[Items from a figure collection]
++++

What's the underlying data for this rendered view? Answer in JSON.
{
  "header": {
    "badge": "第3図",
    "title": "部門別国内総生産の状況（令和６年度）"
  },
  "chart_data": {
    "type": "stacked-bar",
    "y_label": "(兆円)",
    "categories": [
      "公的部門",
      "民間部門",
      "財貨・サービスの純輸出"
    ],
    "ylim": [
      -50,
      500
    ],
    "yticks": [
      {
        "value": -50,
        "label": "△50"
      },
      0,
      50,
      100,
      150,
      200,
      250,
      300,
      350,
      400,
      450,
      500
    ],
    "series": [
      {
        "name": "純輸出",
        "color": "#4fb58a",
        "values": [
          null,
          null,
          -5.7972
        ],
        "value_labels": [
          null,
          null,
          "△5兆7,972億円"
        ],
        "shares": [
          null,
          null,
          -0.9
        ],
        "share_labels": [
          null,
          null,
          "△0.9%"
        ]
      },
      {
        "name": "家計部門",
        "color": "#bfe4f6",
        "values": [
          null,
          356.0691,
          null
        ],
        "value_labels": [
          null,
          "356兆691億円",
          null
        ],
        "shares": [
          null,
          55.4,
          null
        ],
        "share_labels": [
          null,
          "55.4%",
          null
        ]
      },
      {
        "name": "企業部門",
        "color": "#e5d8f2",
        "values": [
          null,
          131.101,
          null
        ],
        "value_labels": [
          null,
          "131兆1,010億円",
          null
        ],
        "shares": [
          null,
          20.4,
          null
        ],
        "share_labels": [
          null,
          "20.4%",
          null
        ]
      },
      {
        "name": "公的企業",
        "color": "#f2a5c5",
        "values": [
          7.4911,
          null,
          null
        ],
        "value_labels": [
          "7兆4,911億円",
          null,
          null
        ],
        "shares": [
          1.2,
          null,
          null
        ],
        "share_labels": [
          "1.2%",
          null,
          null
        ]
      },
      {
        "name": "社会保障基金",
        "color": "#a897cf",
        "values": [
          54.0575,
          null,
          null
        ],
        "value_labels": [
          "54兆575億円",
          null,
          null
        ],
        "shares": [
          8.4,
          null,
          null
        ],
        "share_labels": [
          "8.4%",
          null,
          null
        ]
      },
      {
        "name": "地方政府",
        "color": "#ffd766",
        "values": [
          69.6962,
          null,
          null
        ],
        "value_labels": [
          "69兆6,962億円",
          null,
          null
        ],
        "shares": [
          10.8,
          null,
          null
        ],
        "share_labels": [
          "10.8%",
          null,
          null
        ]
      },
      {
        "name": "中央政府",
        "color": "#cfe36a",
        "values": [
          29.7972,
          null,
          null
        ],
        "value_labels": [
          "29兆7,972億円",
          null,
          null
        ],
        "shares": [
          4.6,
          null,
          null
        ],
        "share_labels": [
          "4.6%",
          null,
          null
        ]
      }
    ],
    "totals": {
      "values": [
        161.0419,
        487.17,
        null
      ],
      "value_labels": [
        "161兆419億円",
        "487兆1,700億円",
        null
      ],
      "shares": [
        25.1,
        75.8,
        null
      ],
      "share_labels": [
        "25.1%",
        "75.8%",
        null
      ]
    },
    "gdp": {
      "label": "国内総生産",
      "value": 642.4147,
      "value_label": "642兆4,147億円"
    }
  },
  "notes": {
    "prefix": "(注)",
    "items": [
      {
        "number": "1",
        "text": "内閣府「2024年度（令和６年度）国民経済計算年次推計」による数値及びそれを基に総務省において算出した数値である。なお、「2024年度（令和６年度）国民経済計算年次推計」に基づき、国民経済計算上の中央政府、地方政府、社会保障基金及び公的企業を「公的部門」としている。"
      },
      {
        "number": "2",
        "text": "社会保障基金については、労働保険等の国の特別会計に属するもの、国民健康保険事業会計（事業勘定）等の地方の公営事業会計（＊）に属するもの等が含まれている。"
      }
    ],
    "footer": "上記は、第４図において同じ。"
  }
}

++++

**TASK DESCRIPTION**
Please repeat all the records above exactly as they appear.

**OUTPUT FOR THIS EXERCISE**
What's the underlying data for this rendered view? Answer in JSON.
{
  "header": {
    "badge": "第3図",
    "title": "部門別国内総生産の状況（令和６年度）"
  },
  "chart_data": {
    "type": "stacked-bar",
    "y_label": "(兆円)",
    "categories": [
      "公的部門",
      "民間部門",
      "財貨・サービスの純輸出"
    ],
    "ylim": [
      -50,
      500
    ],
    "yticks": [
      {
        "value": -50,
        "label": "△50"
      },
      0,
      50,
      100,
      150,
      200,
      250,
      300,
      350,
      400,
      450,
      500
    ],
    "series": [
      {
        "name": "純輸出",
        "color": "#4fb58a",
        "values": [
          null,
          null,
          -5.7972
        ],
        "value_labels": [
          null,
          null,
          "△5兆7,972億円"
        ],
        "shares": [
          null,
          null,
          -0.9
        ],
        "share_labels": [
          null,
          null,
          "△0.9%"
        ]
      },
      {
        "name": "家計部門",
        "color": "#bfe4f6",
        "values": [
          null,
          356.0691,
          null
        ],
        "value_labels": [
          null,
          "356兆691億円",
          null
        ],
        "shares": [
          null,
          55.4,
          null
        ],
        "share_labels": [
          null,
          "55.4%",
          null
        ]
      },
      {
        "name": "企業部門",
        "color": "#e5d8f2",
        "values": [
          null,
          131.101,
          null
        ],
        "value_labels": [
          null,
          "131兆1,010億円",
          null
        ],
        "shares": [
          null,
          20.4,
          null
        ],
        "share_labels": [
          null,
          "20.4%",
          null
        ]
      },
      {
        "name": "公的企業",
        "color": "#f2a5c5",
        "values": [
          7.4911,
          null,
          null
        ],
        "value_labels": [
          "7兆4,911億円",
          null,
          null
        ],
        "shares": [
          1.2,
          null,
          null
        ],
        "share_labels": [
          "1.2%",
          null,
          null
        ]
      },
      {
        "name": "社会保障基金",
        "color": "#a897cf",
        "values": [
          54.0575,
          null,
          null
        ],
        "value_labels": [
          "54兆575億円",
          null,
          null
        ],
        "shares": [
          8.4,
          null,
          null
        ],
        "share_labels": [
          "8.4%",
          null,
          null
        ]
      },
      {
        "name": "地方政府",
        "color": "#ffd766",
        "values": [
          69.6962,
          null,
          null
        ],
        "value_labels": [
          "69兆6,962億円",
          null,
          null
        ],
        "shares": [
          10.8,
          null,
          null
        ],
        "share_labels": [
          "10.8%",
          null,
          null
        ]
      },
      {
        "name": "中央政府",
        "color": "#cfe36a",
        "values": [
          29.7972,
          null,
          null
        ],
        "value_labels": [
          "29兆7,972億円",
          null,
          null
        ],
        "shares": [
          4.6,
          null,
          null
        ],
        "share_labels": [
          "4.6%",
          null,
          null
        ]
      }
    ],
    "totals": {
      "values": [
        161.0419,
        487.17,
        null
      ],
      "value_labels": [
        "161兆419億円",
        "487兆1,700億円",
        null
      ],
      "shares": [
        25.1,
        75.8,
        null
      ],
      "share_labels": [
        "25.1%",
        "75.8%",
        null
      ]
    },
    "gdp": {
      "label": "国内総生産",
      "value": 642.4147,
      "value_label": "642兆4,147億円"
    }
  },
  "notes": {
    "prefix": "(注)",
    "items": [
      {
        "number": "1",
        "text": "内閣府「2024年度（令和６年度）国民経済計算年次推計」による数値及びそれを基に総務省において算出した数値である。なお、「2024年度（令和６年度）国民経済計算年次推計」に基づき、国民経済計算上の中央政府、地方政府、社会保障基金及び公的企業を「公的部門」としている。"
      },
      {
        "number": "2",
        "text": "社会保障基金については、労働保険等の国の特別会計に属するもの、国民健康保険事業会計（事業勘定）等の地方の公営事業会計（＊）に属するもの等が含まれている。"
      }
    ],
    "footer": "上記は、第４図において同じ。"
  }
}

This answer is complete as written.